▶ **EXERCISE**
Go through the records and show each line where the word "screenshot" occurs.

[Stored data]
= = = = =

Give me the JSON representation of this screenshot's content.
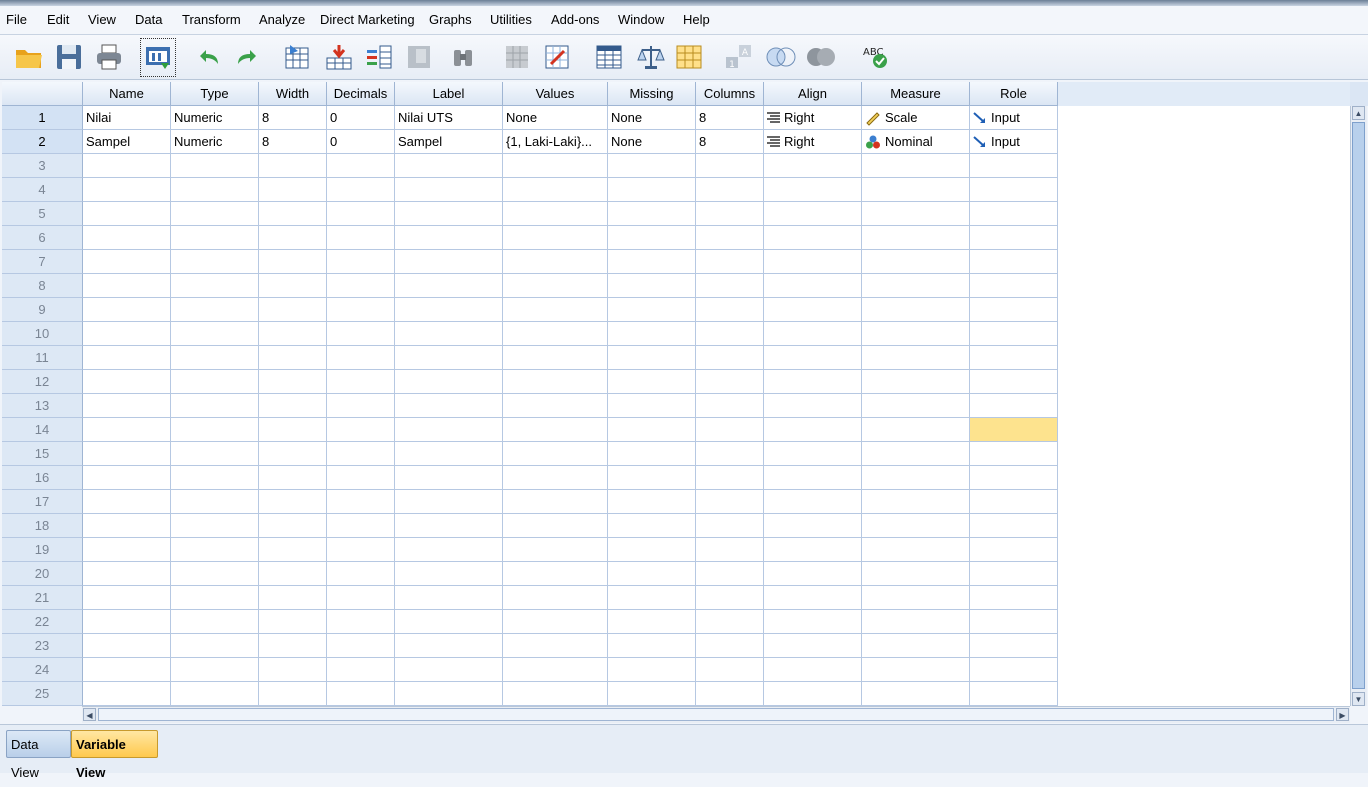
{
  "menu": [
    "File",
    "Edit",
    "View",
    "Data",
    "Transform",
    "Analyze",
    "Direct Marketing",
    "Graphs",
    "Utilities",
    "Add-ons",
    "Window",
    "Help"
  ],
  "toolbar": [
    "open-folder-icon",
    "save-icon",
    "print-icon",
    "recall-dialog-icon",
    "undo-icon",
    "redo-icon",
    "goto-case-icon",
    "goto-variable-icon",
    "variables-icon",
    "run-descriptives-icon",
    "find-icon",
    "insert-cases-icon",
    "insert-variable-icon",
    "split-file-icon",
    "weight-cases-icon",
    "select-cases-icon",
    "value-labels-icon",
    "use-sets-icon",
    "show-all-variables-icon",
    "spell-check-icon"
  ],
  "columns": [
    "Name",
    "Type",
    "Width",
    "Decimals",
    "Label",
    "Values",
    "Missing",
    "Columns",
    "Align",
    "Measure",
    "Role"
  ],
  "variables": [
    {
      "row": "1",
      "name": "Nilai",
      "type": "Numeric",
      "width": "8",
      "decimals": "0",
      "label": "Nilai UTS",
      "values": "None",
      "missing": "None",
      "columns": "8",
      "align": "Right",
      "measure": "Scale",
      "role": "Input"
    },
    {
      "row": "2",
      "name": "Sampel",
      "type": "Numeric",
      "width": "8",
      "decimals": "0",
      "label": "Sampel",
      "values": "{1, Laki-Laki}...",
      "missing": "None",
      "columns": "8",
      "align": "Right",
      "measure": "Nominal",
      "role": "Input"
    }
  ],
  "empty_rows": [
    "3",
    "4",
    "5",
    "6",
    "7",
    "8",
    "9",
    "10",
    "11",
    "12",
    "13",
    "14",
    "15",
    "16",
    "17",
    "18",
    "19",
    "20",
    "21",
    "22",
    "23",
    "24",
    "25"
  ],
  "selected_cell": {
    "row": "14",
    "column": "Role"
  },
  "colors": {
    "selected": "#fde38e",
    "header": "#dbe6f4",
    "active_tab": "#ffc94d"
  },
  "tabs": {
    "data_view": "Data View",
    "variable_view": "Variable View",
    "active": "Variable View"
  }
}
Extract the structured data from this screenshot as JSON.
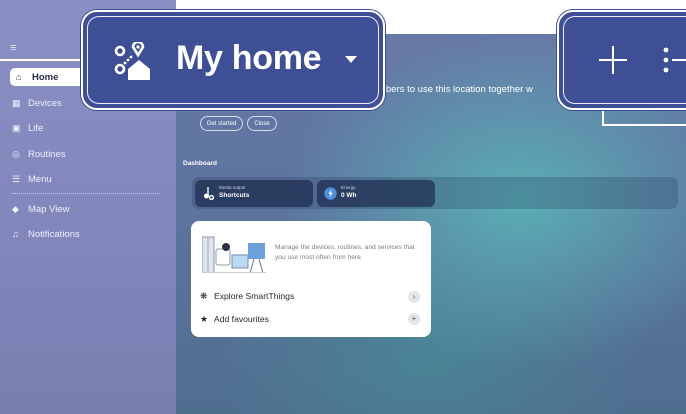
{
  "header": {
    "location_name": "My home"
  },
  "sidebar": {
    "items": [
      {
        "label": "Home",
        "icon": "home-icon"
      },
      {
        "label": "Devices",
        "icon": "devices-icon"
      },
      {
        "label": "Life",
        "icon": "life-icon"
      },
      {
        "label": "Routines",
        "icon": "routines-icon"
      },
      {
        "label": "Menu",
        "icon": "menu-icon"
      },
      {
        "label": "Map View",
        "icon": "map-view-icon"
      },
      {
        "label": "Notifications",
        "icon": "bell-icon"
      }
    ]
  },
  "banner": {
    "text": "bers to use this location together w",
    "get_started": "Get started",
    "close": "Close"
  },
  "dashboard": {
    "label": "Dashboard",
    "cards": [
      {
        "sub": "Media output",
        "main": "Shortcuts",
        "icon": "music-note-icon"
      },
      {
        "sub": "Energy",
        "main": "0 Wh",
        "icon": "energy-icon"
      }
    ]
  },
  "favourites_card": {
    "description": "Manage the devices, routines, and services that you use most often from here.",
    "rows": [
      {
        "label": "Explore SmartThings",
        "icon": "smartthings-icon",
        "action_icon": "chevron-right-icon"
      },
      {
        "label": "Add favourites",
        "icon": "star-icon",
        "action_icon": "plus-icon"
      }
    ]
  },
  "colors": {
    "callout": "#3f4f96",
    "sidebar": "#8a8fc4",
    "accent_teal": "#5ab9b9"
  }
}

= = = = =

▶ **TASK RESPONSE**
Give me the JSON representation of this screenshot's content.
Extract the structured data from this screenshot as JSON.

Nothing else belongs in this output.